Print all the data, keeping every line exactly as it is.
════════
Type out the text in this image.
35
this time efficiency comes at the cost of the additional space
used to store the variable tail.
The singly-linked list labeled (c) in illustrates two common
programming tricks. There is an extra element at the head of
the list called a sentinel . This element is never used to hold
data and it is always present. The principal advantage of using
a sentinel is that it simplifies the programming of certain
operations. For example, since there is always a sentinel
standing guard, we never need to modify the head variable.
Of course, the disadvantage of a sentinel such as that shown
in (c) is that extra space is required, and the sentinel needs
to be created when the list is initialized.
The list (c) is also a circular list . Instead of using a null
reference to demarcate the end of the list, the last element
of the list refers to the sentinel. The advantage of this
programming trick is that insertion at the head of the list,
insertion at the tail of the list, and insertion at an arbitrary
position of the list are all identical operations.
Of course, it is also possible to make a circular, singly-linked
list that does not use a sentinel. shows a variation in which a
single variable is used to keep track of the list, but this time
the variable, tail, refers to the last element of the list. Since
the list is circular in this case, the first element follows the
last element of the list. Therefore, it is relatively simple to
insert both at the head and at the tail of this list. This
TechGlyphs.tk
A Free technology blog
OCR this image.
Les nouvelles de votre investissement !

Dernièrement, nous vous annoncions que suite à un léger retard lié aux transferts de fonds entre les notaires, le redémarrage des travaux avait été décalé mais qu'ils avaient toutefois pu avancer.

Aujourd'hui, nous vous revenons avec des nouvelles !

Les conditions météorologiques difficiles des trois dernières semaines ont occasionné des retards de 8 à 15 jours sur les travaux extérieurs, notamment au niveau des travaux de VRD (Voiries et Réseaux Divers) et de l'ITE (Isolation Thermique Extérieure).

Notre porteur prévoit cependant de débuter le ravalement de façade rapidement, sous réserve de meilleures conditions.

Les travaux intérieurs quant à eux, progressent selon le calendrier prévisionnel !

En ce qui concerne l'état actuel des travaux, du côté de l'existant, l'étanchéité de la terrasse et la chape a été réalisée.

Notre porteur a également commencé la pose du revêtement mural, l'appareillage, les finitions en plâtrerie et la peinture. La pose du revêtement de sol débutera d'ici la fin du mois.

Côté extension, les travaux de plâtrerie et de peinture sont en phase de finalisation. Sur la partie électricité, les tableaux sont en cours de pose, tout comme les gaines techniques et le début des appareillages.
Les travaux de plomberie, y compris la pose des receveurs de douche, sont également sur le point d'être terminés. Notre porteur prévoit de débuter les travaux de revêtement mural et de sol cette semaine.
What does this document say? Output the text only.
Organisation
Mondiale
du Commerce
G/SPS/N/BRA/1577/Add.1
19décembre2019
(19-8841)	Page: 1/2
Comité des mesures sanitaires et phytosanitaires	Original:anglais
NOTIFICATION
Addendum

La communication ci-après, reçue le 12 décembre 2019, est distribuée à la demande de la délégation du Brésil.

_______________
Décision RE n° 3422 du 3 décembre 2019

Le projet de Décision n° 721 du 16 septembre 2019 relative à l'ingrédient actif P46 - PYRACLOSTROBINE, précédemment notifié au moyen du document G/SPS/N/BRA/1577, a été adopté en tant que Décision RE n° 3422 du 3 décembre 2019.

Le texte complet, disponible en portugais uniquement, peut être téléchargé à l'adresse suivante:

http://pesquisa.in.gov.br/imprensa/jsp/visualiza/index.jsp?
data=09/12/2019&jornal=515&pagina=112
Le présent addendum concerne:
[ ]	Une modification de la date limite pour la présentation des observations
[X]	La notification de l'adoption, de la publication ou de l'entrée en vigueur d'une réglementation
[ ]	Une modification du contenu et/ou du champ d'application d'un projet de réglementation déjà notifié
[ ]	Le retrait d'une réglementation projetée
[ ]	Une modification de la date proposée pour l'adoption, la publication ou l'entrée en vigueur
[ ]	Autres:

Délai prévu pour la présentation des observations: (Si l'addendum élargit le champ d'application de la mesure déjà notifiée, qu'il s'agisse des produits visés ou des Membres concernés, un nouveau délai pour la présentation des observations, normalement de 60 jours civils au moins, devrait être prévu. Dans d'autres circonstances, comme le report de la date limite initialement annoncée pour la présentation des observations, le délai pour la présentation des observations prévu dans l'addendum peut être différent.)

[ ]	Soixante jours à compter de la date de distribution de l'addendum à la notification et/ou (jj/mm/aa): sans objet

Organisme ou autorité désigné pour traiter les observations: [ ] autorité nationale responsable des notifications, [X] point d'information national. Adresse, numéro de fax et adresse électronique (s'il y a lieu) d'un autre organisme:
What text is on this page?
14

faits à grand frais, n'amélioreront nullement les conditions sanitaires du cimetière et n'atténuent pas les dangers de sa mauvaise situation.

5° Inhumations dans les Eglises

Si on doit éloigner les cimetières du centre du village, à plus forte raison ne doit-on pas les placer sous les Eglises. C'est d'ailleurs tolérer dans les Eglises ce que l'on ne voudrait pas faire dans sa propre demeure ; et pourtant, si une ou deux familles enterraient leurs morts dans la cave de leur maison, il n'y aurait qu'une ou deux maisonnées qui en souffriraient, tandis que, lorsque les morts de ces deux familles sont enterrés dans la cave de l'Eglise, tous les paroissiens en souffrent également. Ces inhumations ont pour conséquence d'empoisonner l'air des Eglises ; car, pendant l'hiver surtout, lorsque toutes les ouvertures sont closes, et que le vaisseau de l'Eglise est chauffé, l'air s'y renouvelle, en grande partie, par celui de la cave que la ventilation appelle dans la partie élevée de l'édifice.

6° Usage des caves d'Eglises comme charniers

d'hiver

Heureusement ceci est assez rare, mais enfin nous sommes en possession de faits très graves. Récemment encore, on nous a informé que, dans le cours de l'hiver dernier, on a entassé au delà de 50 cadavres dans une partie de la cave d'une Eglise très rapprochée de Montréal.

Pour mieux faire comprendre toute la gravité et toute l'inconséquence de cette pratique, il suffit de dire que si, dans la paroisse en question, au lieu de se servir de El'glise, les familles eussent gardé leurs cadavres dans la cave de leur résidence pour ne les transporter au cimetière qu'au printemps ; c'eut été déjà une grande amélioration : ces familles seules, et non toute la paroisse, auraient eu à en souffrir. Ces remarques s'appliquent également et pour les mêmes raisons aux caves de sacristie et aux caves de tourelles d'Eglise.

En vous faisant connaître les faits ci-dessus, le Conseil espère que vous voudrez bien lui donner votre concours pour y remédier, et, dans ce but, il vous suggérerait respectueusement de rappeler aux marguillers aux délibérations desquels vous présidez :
════════
**EXPECTED ANSWER:**
Type out the text in this image.
35
this time efficiency comes at the cost of the additional space
used to store the variable tail.
The singly-linked list labeled (c) in illustrates two common
programming tricks. There is an extra element at the head of
the list called a sentinel . This element is never used to hold
data and it is always present. The principal advantage of using
a sentinel is that it simplifies the programming of certain
operations. For example, since there is always a sentinel
standing guard, we never need to modify the head variable.
Of course, the disadvantage of a sentinel such as that shown
in (c) is that extra space is required, and the sentinel needs
to be created when the list is initialized.
The list (c) is also a circular list . Instead of using a null
reference to demarcate the end of the list, the last element
of the list refers to the sentinel. The advantage of this
programming trick is that insertion at the head of the list,
insertion at the tail of the list, and insertion at an arbitrary
position of the list are all identical operations.
Of course, it is also possible to make a circular, singly-linked
list that does not use a sentinel. shows a variation in which a
single variable is used to keep track of the list, but this time
the variable, tail, refers to the last element of the list. Since
the list is circular in this case, the first element follows the
last element of the list. Therefore, it is relatively simple to
insert both at the head and at the tail of this list. This
TechGlyphs.tk
A Free technology blog
OCR this image.
Les nouvelles de votre investissement !

Dernièrement, nous vous annoncions que suite à un léger retard lié aux transferts de fonds entre les notaires, le redémarrage des travaux avait été décalé mais qu'ils avaient toutefois pu avancer.

Aujourd'hui, nous vous revenons avec des nouvelles !

Les conditions météorologiques difficiles des trois dernières semaines ont occasionné des retards de 8 à 15 jours sur les travaux extérieurs, notamment au niveau des travaux de VRD (Voiries et Réseaux Divers) et de l'ITE (Isolation Thermique Extérieure).

Notre porteur prévoit cependant de débuter le ravalement de façade rapidement, sous réserve de meilleures conditions.

Les travaux intérieurs quant à eux, progressent selon le calendrier prévisionnel !

En ce qui concerne l'état actuel des travaux, du côté de l'existant, l'étanchéité de la terrasse et la chape a été réalisée.

Notre porteur a également commencé la pose du revêtement mural, l'appareillage, les finitions en plâtrerie et la peinture. La pose du revêtement de sol débutera d'ici la fin du mois.

Côté extension, les travaux de plâtrerie et de peinture sont en phase de finalisation. Sur la partie électricité, les tableaux sont en cours de pose, tout comme les gaines techniques et le début des appareillages.
Les travaux de plomberie, y compris la pose des receveurs de douche, sont également sur le point d'être terminés. Notre porteur prévoit de débuter les travaux de revêtement mural et de sol cette semaine.
What does this document say? Output the text only.
Organisation
Mondiale
du Commerce
G/SPS/N/BRA/1577/Add.1
19décembre2019
(19-8841)	Page: 1/2
Comité des mesures sanitaires et phytosanitaires	Original:anglais
NOTIFICATION
Addendum

La communication ci-après, reçue le 12 décembre 2019, est distribuée à la demande de la délégation du Brésil.

_______________
Décision RE n° 3422 du 3 décembre 2019

Le projet de Décision n° 721 du 16 septembre 2019 relative à l'ingrédient actif P46 - PYRACLOSTROBINE, précédemment notifié au moyen du document G/SPS/N/BRA/1577, a été adopté en tant que Décision RE n° 3422 du 3 décembre 2019.

Le texte complet, disponible en portugais uniquement, peut être téléchargé à l'adresse suivante:

http://pesquisa.in.gov.br/imprensa/jsp/visualiza/index.jsp?
data=09/12/2019&jornal=515&pagina=112
Le présent addendum concerne:
[ ]	Une modification de la date limite pour la présentation des observations
[X]	La notification de l'adoption, de la publication ou de l'entrée en vigueur d'une réglementation
[ ]	Une modification du contenu et/ou du champ d'application d'un projet de réglementation déjà notifié
[ ]	Le retrait d'une réglementation projetée
[ ]	Une modification de la date proposée pour l'adoption, la publication ou l'entrée en vigueur
[ ]	Autres:

Délai prévu pour la présentation des observations: (Si l'addendum élargit le champ d'application de la mesure déjà notifiée, qu'il s'agisse des produits visés ou des Membres concernés, un nouveau délai pour la présentation des observations, normalement de 60 jours civils au moins, devrait être prévu. Dans d'autres circonstances, comme le report de la date limite initialement annoncée pour la présentation des observations, le délai pour la présentation des observations prévu dans l'addendum peut être différent.)

[ ]	Soixante jours à compter de la date de distribution de l'addendum à la notification et/ou (jj/mm/aa): sans objet

Organisme ou autorité désigné pour traiter les observations: [ ] autorité nationale responsable des notifications, [X] point d'information national. Adresse, numéro de fax et adresse électronique (s'il y a lieu) d'un autre organisme:
What text is on this page?
14

faits à grand frais, n'amélioreront nullement les conditions sanitaires du cimetière et n'atténuent pas les dangers de sa mauvaise situation.

5° Inhumations dans les Eglises

Si on doit éloigner les cimetières du centre du village, à plus forte raison ne doit-on pas les placer sous les Eglises. C'est d'ailleurs tolérer dans les Eglises ce que l'on ne voudrait pas faire dans sa propre demeure ; et pourtant, si une ou deux familles enterraient leurs morts dans la cave de leur maison, il n'y aurait qu'une ou deux maisonnées qui en souffriraient, tandis que, lorsque les morts de ces deux familles sont enterrés dans la cave de l'Eglise, tous les paroissiens en souffrent également. Ces inhumations ont pour conséquence d'empoisonner l'air des Eglises ; car, pendant l'hiver surtout, lorsque toutes les ouvertures sont closes, et que le vaisseau de l'Eglise est chauffé, l'air s'y renouvelle, en grande partie, par celui de la cave que la ventilation appelle dans la partie élevée de l'édifice.

6° Usage des caves d'Eglises comme charniers

d'hiver

Heureusement ceci est assez rare, mais enfin nous sommes en possession de faits très graves. Récemment encore, on nous a informé que, dans le cours de l'hiver dernier, on a entassé au delà de 50 cadavres dans une partie de la cave d'une Eglise très rapprochée de Montréal.

Pour mieux faire comprendre toute la gravité et toute l'inconséquence de cette pratique, il suffit de dire que si, dans la paroisse en question, au lieu de se servir de El'glise, les familles eussent gardé leurs cadavres dans la cave de leur résidence pour ne les transporter au cimetière qu'au printemps ; c'eut été déjà une grande amélioration : ces familles seules, et non toute la paroisse, auraient eu à en souffrir. Ces remarques s'appliquent également et pour les mêmes raisons aux caves de sacristie et aux caves de tourelles d'Eglise.

En vous faisant connaître les faits ci-dessus, le Conseil espère que vous voudrez bien lui donner votre concours pour y remédier, et, dans ce but, il vous suggérerait respectueusement de rappeler aux marguillers aux délibérations desquels vous présidez :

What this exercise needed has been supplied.